Saved entries:
%%

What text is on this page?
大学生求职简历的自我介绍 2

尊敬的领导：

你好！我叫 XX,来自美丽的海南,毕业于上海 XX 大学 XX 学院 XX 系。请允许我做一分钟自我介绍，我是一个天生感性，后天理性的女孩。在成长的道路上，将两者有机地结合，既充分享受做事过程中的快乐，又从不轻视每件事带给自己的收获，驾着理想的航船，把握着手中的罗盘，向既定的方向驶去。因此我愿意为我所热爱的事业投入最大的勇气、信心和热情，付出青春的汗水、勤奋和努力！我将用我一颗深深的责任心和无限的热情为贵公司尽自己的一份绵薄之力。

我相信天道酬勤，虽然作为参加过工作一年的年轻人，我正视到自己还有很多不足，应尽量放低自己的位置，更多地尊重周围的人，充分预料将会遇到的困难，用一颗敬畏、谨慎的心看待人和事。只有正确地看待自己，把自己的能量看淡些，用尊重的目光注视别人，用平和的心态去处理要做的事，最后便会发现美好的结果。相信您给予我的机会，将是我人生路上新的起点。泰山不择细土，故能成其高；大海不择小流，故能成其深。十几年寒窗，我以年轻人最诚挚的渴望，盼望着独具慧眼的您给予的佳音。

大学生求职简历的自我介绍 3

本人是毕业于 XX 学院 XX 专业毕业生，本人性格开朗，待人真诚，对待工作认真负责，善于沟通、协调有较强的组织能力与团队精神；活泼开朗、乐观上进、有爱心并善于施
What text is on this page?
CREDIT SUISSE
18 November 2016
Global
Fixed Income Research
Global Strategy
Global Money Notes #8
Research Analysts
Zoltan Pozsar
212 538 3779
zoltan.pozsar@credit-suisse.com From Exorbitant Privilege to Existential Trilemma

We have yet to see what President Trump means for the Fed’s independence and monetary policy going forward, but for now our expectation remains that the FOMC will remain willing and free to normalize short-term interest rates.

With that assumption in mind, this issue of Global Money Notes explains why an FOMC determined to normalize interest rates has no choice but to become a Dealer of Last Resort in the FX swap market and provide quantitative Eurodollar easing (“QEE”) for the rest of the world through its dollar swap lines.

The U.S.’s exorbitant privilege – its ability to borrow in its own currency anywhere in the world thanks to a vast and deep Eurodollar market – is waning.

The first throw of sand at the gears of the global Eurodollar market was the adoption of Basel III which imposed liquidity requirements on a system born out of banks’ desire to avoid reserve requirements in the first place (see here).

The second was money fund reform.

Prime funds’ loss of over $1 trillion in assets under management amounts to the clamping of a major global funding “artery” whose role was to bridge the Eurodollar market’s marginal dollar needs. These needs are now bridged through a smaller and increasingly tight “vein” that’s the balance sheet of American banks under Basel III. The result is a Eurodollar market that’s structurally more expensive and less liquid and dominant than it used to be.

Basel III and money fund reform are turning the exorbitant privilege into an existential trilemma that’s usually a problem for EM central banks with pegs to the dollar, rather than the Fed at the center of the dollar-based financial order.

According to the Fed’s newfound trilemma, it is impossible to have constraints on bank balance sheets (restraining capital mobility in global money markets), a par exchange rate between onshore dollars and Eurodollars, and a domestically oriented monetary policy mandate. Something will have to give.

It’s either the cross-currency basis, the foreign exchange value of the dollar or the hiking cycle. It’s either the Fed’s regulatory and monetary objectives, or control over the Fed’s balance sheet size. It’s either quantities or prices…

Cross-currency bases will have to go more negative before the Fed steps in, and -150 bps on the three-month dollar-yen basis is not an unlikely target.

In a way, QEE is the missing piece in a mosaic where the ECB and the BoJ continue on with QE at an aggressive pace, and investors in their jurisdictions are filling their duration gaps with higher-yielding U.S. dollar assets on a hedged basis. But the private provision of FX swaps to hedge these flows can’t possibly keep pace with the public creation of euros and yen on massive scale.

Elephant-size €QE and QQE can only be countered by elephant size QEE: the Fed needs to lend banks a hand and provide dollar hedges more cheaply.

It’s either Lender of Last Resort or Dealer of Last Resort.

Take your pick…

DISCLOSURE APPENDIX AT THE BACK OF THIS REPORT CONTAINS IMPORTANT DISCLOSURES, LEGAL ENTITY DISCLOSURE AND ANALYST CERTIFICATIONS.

%%

What to produce. Produce an exact copy of the whole listing.

The reply.
What text is on this page?
大学生求职简历的自我介绍 2

尊敬的领导：

你好！我叫 XX,来自美丽的海南,毕业于上海 XX 大学 XX 学院 XX 系。请允许我做一分钟自我介绍，我是一个天生感性，后天理性的女孩。在成长的道路上，将两者有机地结合，既充分享受做事过程中的快乐，又从不轻视每件事带给自己的收获，驾着理想的航船，把握着手中的罗盘，向既定的方向驶去。因此我愿意为我所热爱的事业投入最大的勇气、信心和热情，付出青春的汗水、勤奋和努力！我将用我一颗深深的责任心和无限的热情为贵公司尽自己的一份绵薄之力。

我相信天道酬勤，虽然作为参加过工作一年的年轻人，我正视到自己还有很多不足，应尽量放低自己的位置，更多地尊重周围的人，充分预料将会遇到的困难，用一颗敬畏、谨慎的心看待人和事。只有正确地看待自己，把自己的能量看淡些，用尊重的目光注视别人，用平和的心态去处理要做的事，最后便会发现美好的结果。相信您给予我的机会，将是我人生路上新的起点。泰山不择细土，故能成其高；大海不择小流，故能成其深。十几年寒窗，我以年轻人最诚挚的渴望，盼望着独具慧眼的您给予的佳音。

大学生求职简历的自我介绍 3

本人是毕业于 XX 学院 XX 专业毕业生，本人性格开朗，待人真诚，对待工作认真负责，善于沟通、协调有较强的组织能力与团队精神；活泼开朗、乐观上进、有爱心并善于施
What text is on this page?
CREDIT SUISSE
18 November 2016
Global
Fixed Income Research
Global Strategy
Global Money Notes #8
Research Analysts
Zoltan Pozsar
212 538 3779
zoltan.pozsar@credit-suisse.com From Exorbitant Privilege to Existential Trilemma

We have yet to see what President Trump means for the Fed’s independence and monetary policy going forward, but for now our expectation remains that the FOMC will remain willing and free to normalize short-term interest rates.

With that assumption in mind, this issue of Global Money Notes explains why an FOMC determined to normalize interest rates has no choice but to become a Dealer of Last Resort in the FX swap market and provide quantitative Eurodollar easing (“QEE”) for the rest of the world through its dollar swap lines.

The U.S.’s exorbitant privilege – its ability to borrow in its own currency anywhere in the world thanks to a vast and deep Eurodollar market – is waning.

The first throw of sand at the gears of the global Eurodollar market was the adoption of Basel III which imposed liquidity requirements on a system born out of banks’ desire to avoid reserve requirements in the first place (see here).

The second was money fund reform.

Prime funds’ loss of over $1 trillion in assets under management amounts to the clamping of a major global funding “artery” whose role was to bridge the Eurodollar market’s marginal dollar needs. These needs are now bridged through a smaller and increasingly tight “vein” that’s the balance sheet of American banks under Basel III. The result is a Eurodollar market that’s structurally more expensive and less liquid and dominant than it used to be.

Basel III and money fund reform are turning the exorbitant privilege into an existential trilemma that’s usually a problem for EM central banks with pegs to the dollar, rather than the Fed at the center of the dollar-based financial order.

According to the Fed’s newfound trilemma, it is impossible to have constraints on bank balance sheets (restraining capital mobility in global money markets), a par exchange rate between onshore dollars and Eurodollars, and a domestically oriented monetary policy mandate. Something will have to give.

It’s either the cross-currency basis, the foreign exchange value of the dollar or the hiking cycle. It’s either the Fed’s regulatory and monetary objectives, or control over the Fed’s balance sheet size. It’s either quantities or prices…

Cross-currency bases will have to go more negative before the Fed steps in, and -150 bps on the three-month dollar-yen basis is not an unlikely target.

In a way, QEE is the missing piece in a mosaic where the ECB and the BoJ continue on with QE at an aggressive pace, and investors in their jurisdictions are filling their duration gaps with higher-yielding U.S. dollar assets on a hedged basis. But the private provision of FX swaps to hedge these flows can’t possibly keep pace with the public creation of euros and yen on massive scale.

Elephant-size €QE and QQE can only be countered by elephant size QEE: the Fed needs to lend banks a hand and provide dollar hedges more cheaply.

It’s either Lender of Last Resort or Dealer of Last Resort.

Take your pick…

DISCLOSURE APPENDIX AT THE BACK OF THIS REPORT CONTAINS IMPORTANT DISCLOSURES, LEGAL ENTITY DISCLOSURE AND ANALYST CERTIFICATIONS.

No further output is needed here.